> INSTRUCTIONS TO FOLLOW: Go through the data below. Pull out every line that has the word "región".

________________

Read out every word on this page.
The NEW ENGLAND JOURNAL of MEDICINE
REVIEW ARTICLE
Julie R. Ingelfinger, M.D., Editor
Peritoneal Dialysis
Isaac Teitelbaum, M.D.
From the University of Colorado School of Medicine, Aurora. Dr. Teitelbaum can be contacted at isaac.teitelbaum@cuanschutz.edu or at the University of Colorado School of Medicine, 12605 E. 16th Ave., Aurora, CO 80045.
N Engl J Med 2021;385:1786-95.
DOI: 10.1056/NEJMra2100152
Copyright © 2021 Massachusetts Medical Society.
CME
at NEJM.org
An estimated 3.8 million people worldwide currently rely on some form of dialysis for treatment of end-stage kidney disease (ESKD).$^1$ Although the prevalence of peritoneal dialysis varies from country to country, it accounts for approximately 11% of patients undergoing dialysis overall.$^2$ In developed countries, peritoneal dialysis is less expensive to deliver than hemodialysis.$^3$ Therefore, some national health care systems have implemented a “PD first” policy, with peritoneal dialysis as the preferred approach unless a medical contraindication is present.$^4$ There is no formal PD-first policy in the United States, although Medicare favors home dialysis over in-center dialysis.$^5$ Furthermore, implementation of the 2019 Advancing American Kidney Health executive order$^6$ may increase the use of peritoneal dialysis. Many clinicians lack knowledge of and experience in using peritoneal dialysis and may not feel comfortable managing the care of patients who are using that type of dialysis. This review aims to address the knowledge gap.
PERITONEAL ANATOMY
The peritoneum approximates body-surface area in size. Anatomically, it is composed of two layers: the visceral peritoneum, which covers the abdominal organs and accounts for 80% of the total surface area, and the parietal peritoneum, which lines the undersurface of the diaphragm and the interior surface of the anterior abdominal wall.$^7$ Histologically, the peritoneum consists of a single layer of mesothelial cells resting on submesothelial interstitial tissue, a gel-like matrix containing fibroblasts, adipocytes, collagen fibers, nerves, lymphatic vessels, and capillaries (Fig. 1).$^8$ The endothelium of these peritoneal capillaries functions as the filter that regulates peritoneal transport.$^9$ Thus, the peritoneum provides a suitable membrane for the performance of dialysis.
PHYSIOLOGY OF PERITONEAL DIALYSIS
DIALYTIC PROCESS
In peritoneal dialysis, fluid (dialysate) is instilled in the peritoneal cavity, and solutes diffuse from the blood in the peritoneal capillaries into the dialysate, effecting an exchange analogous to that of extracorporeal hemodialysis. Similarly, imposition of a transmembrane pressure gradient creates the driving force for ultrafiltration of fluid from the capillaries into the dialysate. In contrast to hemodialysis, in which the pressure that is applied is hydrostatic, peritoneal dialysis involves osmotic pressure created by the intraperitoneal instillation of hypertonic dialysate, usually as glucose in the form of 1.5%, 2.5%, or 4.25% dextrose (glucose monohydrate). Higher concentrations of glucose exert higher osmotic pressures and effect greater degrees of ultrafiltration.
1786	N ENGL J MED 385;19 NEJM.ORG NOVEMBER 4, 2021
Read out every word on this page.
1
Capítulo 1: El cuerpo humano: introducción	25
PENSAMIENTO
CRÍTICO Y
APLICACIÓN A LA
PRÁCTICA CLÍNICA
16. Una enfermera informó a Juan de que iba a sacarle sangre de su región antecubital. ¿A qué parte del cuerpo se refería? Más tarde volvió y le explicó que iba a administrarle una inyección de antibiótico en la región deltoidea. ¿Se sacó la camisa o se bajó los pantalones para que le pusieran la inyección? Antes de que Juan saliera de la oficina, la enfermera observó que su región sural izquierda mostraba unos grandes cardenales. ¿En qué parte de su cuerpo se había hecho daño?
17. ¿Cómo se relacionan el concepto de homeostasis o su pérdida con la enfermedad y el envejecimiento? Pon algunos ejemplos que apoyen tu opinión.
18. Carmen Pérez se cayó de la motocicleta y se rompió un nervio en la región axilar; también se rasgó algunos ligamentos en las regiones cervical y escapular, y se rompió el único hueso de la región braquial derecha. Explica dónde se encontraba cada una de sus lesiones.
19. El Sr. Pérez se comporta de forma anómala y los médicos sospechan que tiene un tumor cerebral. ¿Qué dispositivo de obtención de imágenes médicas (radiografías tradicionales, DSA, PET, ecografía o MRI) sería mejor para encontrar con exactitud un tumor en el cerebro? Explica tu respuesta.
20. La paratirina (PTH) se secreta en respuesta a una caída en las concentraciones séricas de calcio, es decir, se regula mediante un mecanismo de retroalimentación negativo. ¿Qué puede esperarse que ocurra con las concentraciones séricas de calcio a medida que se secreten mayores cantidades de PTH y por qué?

________________

> RESPONSE AREA:
16. Una enfermera informó a Juan de que iba a sacarle sangre de su región antecubital. ¿A qué parte del cuerpo se refería? Más tarde volvió y le explicó que iba a administrarle una inyección de antibiótico en la región deltoidea. ¿Se sacó la camisa o se bajó los pantalones para que le pusieran la inyección? Antes de que Juan saliera de la oficina, la enfermera observó que su región sural izquierda mostraba unos grandes cardenales. ¿En qué parte de su cuerpo se había hecho daño?
18. Carmen Pérez se cayó de la motocicleta y se rompió un nervio en la región axilar; también se rasgó algunos ligamentos en las regiones cervical y escapular, y se rompió el único hueso de la región braquial derecha. Explica dónde se encontraba cada una de sus lesiones.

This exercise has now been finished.